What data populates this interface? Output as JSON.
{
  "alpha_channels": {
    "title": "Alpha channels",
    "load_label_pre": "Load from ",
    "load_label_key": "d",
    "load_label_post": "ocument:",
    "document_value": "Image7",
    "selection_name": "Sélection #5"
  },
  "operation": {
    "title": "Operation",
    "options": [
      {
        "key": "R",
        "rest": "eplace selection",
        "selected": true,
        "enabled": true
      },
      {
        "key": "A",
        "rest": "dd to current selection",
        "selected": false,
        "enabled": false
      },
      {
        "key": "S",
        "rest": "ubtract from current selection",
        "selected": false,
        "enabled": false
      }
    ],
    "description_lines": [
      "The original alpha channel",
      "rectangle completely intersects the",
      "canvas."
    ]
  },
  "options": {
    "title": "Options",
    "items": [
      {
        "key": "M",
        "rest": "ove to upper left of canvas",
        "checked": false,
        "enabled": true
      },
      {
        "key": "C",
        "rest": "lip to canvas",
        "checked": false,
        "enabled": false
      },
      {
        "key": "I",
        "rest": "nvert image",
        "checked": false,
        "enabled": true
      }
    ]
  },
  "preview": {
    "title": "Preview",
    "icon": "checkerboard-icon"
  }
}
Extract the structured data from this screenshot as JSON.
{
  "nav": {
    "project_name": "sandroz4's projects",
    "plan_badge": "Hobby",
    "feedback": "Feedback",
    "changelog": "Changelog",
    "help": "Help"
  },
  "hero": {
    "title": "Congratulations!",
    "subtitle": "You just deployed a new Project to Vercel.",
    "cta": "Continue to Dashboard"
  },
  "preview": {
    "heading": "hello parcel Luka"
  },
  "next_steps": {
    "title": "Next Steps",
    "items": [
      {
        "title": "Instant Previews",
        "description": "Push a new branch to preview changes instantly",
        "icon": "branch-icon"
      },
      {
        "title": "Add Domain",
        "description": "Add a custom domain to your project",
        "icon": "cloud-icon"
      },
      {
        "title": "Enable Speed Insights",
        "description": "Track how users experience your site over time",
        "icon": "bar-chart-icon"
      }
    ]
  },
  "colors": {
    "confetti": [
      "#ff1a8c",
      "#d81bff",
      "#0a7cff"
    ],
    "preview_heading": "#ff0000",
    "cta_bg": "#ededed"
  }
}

* * *

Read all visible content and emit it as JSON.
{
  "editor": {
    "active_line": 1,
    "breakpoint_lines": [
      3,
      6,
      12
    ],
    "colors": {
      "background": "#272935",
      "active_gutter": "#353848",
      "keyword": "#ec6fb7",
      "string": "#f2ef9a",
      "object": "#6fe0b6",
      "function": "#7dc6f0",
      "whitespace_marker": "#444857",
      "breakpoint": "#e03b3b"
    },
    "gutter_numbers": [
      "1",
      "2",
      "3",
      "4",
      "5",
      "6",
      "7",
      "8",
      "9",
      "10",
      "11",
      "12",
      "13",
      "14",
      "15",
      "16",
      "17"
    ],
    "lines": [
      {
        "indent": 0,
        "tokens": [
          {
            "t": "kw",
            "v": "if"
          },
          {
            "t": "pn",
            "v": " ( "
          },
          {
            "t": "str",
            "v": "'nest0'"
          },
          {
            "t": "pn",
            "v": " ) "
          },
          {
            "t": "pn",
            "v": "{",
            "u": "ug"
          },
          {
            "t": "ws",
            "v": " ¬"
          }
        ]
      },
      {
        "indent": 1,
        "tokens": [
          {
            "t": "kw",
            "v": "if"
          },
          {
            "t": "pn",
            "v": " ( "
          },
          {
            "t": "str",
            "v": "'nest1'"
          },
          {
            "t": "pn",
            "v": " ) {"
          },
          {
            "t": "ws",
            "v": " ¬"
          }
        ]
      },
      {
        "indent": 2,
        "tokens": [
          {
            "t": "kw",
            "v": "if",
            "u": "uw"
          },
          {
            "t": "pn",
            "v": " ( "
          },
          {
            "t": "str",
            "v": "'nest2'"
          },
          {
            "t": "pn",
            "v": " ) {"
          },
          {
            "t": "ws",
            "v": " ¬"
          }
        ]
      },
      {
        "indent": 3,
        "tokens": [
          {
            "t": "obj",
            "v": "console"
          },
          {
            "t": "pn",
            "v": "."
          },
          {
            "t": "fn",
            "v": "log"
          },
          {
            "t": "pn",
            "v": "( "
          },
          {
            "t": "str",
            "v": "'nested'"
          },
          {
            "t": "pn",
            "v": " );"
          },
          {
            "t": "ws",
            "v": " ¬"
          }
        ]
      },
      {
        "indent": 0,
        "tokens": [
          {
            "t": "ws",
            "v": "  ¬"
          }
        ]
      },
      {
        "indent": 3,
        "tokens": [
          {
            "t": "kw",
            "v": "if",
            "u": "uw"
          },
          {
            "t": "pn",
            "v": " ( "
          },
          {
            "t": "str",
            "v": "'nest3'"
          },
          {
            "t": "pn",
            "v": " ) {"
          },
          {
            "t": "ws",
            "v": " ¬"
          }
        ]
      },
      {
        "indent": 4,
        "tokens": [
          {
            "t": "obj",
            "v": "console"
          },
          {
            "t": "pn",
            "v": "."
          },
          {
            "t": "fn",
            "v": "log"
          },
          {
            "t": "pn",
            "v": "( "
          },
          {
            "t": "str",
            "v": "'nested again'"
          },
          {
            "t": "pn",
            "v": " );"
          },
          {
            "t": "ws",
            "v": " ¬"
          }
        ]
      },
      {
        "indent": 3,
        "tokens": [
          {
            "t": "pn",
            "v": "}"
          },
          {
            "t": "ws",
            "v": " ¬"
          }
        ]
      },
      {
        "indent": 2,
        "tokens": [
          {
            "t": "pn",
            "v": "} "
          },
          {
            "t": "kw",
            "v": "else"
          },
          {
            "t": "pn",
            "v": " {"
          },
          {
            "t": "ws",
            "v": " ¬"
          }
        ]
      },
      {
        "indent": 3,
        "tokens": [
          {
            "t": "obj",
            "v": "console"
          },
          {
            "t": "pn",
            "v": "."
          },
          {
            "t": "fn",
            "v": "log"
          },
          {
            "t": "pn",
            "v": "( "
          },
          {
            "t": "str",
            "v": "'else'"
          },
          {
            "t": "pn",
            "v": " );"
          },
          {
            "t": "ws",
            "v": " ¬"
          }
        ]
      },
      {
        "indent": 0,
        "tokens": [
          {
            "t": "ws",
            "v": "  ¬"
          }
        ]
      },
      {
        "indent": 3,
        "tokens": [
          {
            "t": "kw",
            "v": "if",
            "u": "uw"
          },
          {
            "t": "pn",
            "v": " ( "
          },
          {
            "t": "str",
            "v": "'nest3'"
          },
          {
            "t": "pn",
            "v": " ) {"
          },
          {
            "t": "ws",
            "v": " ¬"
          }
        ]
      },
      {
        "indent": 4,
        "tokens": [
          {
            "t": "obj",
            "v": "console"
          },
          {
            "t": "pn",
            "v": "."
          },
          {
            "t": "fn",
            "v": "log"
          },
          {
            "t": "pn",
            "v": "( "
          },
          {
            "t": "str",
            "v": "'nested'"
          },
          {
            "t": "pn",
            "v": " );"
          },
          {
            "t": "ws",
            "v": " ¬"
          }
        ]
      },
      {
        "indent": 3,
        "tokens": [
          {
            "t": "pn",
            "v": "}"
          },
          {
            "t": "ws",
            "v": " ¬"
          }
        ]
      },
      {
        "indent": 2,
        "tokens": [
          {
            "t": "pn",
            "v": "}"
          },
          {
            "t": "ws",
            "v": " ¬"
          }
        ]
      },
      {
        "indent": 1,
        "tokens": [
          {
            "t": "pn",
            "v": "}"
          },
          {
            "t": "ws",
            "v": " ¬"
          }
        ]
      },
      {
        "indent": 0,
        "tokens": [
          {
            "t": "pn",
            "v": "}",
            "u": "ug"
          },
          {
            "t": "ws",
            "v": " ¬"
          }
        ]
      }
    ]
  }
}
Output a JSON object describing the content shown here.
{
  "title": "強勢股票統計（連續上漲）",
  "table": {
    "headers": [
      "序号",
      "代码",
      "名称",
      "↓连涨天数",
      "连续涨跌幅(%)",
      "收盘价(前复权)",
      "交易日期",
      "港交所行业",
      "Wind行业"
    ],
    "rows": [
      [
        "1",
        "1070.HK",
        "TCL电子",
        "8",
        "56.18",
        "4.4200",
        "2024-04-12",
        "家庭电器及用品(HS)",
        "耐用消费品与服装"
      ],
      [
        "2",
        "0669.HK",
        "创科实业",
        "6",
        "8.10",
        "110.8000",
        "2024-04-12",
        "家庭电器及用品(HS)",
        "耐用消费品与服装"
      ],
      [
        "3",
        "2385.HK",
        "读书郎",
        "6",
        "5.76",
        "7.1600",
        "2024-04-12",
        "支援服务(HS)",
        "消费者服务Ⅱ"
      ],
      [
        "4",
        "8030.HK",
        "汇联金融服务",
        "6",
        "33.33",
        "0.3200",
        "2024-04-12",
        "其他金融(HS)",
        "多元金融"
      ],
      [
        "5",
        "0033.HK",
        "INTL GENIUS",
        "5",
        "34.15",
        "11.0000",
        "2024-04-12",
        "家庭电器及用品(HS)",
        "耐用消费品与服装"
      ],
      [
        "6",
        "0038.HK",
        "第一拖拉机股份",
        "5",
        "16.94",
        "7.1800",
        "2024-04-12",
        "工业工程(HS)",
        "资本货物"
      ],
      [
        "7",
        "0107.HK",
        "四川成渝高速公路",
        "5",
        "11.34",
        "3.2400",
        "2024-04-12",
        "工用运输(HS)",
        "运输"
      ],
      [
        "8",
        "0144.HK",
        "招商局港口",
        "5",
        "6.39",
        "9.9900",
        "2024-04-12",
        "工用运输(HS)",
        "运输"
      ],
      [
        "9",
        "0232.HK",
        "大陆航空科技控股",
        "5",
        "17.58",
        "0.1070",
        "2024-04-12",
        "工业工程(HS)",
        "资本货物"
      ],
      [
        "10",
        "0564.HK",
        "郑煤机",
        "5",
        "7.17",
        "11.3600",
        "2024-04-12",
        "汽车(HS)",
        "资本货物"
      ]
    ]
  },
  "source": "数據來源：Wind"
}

* * *

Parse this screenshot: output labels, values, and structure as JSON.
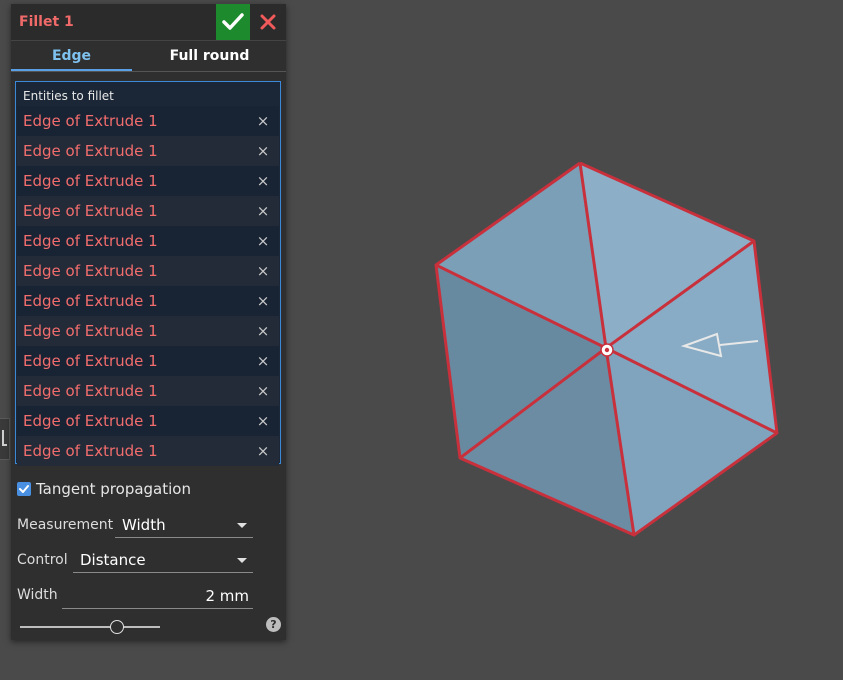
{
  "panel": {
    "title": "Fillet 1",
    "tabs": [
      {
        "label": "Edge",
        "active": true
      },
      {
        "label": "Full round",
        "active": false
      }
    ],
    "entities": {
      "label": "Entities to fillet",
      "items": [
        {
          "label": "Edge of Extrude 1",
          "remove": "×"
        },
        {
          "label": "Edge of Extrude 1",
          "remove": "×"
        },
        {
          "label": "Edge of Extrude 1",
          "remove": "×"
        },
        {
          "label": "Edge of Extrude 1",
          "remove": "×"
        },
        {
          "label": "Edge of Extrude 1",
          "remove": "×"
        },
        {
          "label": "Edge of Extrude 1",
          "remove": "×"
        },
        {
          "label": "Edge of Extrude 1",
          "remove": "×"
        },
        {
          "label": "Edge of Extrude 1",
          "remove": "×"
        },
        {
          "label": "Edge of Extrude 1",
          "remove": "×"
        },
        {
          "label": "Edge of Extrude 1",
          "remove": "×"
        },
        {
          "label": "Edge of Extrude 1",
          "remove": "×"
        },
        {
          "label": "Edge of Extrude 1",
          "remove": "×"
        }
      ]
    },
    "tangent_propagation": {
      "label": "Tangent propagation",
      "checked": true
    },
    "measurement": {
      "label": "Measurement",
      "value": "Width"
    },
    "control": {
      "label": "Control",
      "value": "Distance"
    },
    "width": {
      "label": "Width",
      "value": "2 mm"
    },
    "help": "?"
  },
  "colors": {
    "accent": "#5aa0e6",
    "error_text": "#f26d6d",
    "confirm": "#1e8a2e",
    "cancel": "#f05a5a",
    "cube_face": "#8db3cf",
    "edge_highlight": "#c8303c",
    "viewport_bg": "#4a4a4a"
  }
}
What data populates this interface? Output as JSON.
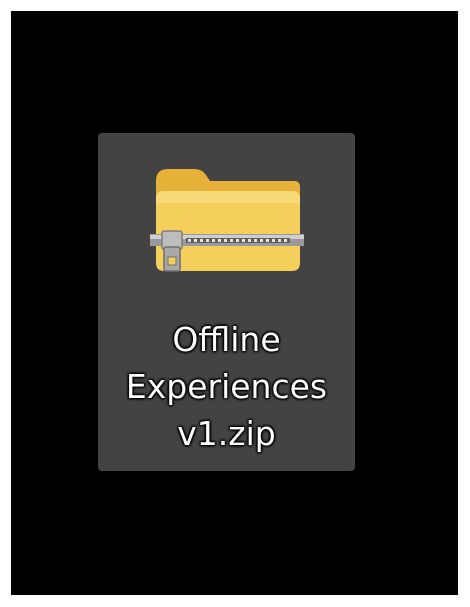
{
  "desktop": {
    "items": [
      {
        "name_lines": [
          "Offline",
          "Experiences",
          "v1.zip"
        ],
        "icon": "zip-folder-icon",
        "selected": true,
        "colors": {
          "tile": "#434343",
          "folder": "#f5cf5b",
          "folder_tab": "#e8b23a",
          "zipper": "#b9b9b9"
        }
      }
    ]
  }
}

*WHAT IS EXPECTED*
From the data above, copy each line that holds "canvas".

*ANSWER TO THE EXERCISE*
      "canvas."
        "rest": "ove to upper left of canvas",
        "rest": "lip to canvas",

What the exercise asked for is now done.